_THE EXERCISE_.
Pull out every line containing the string "JSON".

_INFORMATION SUPPLIED_.
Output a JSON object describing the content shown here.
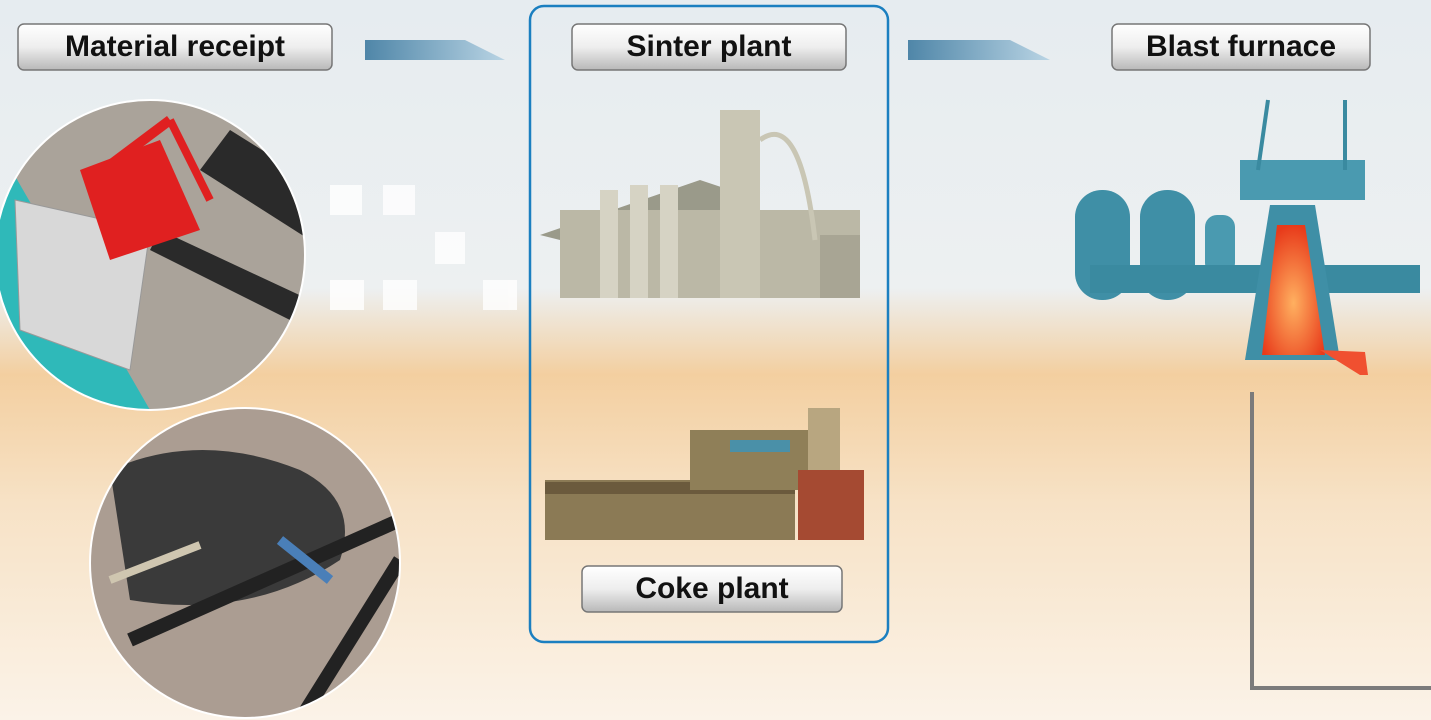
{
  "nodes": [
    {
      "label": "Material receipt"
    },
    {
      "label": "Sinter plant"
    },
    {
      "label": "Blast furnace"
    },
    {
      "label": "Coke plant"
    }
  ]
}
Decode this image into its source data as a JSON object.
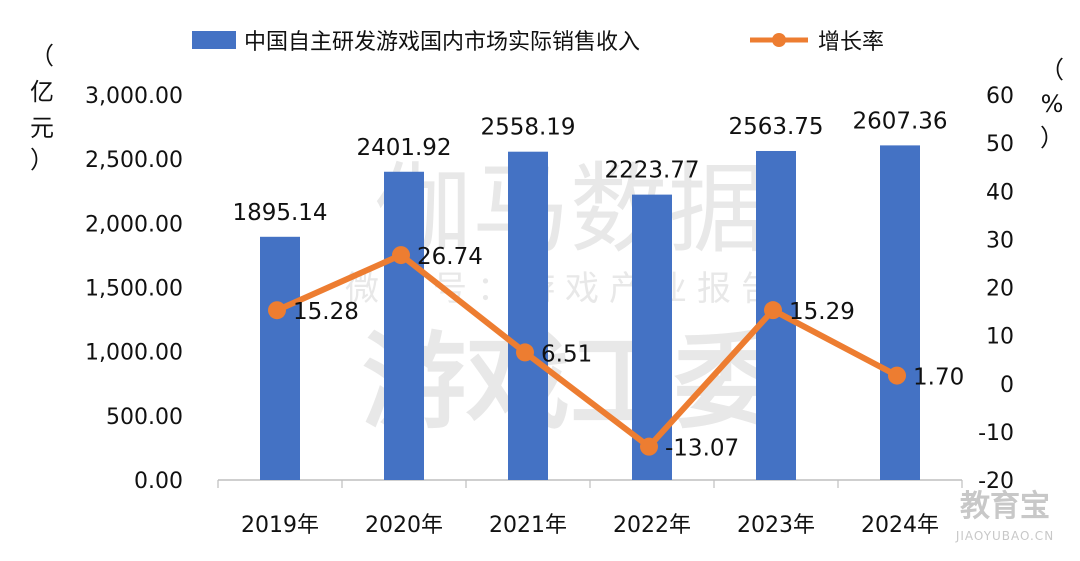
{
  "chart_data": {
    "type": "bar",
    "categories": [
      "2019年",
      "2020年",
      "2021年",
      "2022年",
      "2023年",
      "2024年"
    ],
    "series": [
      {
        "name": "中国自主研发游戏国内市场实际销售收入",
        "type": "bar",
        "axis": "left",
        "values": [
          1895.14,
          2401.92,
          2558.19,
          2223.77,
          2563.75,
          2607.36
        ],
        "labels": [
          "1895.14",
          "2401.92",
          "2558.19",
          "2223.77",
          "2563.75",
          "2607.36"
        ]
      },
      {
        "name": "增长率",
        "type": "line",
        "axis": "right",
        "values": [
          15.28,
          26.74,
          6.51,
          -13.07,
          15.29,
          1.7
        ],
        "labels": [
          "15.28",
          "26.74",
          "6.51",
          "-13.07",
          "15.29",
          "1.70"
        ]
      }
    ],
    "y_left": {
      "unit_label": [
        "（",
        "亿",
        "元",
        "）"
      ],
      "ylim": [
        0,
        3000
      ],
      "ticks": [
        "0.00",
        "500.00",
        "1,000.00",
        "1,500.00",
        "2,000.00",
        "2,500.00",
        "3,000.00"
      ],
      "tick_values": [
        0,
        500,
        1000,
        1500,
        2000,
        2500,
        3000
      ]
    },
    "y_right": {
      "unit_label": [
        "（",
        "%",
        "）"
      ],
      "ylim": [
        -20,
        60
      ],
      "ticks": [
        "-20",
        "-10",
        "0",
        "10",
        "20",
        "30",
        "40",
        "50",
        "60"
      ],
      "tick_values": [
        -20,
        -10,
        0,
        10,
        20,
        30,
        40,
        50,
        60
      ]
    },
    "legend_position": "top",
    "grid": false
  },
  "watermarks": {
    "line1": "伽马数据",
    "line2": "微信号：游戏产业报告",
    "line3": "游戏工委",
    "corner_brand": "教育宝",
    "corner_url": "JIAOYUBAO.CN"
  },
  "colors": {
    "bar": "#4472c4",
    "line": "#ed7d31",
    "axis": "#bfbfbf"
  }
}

_EXERCISE ANSWER_.
Output a JSON object describing the content shown here.
Decode this image into its source data as a JSON object.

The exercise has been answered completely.